[Short task]
Show every line below where "précaution" can be found.

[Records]
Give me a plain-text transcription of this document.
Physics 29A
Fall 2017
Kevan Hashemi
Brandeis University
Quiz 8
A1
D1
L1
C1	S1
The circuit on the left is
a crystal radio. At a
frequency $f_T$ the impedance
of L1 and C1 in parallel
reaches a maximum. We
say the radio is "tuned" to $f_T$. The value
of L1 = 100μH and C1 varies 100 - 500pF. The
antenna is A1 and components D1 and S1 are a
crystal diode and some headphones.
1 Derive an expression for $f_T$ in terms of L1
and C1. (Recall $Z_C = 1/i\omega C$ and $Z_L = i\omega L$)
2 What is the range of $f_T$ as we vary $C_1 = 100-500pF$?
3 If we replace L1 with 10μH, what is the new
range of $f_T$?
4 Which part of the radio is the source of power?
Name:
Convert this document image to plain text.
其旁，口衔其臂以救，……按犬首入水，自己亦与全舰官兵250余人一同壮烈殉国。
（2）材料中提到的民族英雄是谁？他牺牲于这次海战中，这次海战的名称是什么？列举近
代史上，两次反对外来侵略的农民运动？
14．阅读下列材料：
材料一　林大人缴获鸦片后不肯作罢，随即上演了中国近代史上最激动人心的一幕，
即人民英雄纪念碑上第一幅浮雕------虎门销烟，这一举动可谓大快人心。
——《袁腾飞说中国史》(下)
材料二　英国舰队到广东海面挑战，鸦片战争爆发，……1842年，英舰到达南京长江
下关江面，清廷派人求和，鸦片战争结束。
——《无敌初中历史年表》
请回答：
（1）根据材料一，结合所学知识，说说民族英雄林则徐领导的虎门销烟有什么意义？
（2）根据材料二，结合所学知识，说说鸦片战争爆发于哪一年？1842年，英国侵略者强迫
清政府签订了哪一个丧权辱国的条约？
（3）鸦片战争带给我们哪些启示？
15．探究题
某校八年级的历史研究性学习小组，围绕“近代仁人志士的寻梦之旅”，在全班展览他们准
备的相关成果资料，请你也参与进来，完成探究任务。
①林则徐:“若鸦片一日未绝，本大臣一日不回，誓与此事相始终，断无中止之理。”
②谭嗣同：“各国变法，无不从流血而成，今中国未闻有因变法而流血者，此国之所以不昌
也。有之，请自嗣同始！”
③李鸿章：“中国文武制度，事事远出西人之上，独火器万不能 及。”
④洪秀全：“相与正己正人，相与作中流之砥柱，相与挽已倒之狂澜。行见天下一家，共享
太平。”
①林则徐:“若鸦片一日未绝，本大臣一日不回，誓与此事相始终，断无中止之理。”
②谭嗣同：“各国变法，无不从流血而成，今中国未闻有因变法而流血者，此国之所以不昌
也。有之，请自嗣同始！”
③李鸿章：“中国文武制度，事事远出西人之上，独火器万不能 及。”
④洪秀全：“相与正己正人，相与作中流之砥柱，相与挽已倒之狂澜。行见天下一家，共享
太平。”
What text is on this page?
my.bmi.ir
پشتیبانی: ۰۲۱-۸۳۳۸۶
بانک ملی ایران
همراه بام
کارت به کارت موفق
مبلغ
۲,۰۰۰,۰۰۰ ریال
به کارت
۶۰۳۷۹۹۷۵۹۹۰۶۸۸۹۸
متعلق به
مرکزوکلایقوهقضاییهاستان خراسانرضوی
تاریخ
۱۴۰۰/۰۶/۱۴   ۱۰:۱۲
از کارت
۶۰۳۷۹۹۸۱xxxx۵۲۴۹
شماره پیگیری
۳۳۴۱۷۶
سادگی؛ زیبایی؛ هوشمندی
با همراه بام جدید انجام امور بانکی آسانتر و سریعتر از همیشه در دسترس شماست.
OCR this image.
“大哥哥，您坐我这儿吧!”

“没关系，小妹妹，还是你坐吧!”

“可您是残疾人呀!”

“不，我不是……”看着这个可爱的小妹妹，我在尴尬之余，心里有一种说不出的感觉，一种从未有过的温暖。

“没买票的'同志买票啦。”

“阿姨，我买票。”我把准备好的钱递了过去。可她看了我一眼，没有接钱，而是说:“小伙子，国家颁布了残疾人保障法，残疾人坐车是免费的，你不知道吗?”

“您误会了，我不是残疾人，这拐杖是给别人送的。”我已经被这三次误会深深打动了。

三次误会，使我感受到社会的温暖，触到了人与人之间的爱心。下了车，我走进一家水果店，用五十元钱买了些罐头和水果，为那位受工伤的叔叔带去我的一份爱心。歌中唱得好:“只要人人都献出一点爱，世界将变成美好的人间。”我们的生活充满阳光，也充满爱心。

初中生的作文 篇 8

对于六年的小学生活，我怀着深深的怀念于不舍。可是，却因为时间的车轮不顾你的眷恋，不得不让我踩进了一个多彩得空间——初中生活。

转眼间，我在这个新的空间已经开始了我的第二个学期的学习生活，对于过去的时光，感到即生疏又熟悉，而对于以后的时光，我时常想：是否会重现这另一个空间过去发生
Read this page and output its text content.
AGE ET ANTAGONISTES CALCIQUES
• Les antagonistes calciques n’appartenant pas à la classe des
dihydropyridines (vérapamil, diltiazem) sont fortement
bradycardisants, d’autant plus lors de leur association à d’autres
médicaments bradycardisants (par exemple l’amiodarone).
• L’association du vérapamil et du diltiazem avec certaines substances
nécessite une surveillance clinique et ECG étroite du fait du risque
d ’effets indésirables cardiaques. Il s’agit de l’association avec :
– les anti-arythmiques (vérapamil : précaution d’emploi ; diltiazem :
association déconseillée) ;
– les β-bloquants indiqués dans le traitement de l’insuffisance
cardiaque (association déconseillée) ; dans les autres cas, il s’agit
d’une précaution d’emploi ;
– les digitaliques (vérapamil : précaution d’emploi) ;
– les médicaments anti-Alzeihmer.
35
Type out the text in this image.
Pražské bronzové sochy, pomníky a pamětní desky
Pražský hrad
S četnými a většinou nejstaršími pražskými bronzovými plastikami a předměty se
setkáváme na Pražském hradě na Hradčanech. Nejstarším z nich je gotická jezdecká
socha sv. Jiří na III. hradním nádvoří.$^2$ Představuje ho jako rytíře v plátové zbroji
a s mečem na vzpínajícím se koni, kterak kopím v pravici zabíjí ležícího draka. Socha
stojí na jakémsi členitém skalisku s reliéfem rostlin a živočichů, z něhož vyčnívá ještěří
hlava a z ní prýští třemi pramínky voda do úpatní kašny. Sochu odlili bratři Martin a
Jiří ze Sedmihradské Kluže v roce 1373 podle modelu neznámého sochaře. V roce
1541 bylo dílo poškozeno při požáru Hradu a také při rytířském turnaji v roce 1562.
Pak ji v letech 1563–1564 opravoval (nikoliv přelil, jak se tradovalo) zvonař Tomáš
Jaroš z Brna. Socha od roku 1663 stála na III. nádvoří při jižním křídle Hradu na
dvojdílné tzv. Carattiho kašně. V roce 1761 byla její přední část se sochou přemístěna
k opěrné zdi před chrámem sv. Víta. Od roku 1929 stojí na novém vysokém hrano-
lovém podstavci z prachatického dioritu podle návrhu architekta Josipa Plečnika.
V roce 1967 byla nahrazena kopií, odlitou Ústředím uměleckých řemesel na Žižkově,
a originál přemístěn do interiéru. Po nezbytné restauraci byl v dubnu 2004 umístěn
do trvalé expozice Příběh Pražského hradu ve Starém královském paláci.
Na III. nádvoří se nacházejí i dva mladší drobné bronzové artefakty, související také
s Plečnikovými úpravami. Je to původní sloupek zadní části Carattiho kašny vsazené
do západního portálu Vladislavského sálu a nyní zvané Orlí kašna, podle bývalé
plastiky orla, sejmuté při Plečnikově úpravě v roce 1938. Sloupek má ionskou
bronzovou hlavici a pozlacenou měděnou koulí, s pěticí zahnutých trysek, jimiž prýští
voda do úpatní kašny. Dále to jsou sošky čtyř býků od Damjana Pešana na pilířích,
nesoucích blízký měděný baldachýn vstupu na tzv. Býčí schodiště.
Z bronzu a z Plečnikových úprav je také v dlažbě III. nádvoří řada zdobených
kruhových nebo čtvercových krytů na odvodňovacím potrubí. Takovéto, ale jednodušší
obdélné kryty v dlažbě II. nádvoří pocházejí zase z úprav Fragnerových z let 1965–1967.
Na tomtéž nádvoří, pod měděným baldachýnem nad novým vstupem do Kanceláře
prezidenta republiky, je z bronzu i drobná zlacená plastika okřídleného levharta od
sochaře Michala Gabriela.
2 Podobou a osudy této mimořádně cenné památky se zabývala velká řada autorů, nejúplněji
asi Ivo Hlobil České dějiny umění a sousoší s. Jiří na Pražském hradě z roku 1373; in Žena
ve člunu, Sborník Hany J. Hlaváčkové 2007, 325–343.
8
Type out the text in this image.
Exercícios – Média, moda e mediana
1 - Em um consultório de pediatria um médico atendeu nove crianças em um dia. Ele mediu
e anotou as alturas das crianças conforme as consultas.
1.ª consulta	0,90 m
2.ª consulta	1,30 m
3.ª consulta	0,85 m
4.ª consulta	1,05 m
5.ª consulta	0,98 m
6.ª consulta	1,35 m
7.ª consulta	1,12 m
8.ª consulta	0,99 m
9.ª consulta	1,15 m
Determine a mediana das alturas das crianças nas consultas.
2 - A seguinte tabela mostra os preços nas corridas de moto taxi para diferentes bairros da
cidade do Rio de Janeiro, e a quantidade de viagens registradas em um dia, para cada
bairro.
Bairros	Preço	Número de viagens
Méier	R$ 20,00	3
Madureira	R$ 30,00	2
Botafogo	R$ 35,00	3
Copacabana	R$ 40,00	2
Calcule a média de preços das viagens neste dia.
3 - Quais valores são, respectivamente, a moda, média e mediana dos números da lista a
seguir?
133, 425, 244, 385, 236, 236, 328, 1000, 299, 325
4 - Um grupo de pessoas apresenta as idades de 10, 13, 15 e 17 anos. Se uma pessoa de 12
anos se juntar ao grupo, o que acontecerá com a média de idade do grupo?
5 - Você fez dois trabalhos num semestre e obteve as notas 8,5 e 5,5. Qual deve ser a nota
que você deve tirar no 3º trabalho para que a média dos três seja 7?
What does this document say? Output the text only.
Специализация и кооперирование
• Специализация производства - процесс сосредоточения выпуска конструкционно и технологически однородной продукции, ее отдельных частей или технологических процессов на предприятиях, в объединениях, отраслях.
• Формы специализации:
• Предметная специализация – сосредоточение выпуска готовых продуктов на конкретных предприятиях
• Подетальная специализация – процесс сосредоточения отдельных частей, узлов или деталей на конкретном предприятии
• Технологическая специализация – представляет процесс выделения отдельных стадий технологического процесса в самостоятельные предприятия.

[Written solution]
– les anti-arythmiques (vérapamil : précaution d’emploi ; diltiazem :
d’une précaution d’emploi ;
– les digitaliques (vérapamil : précaution d’emploi) ;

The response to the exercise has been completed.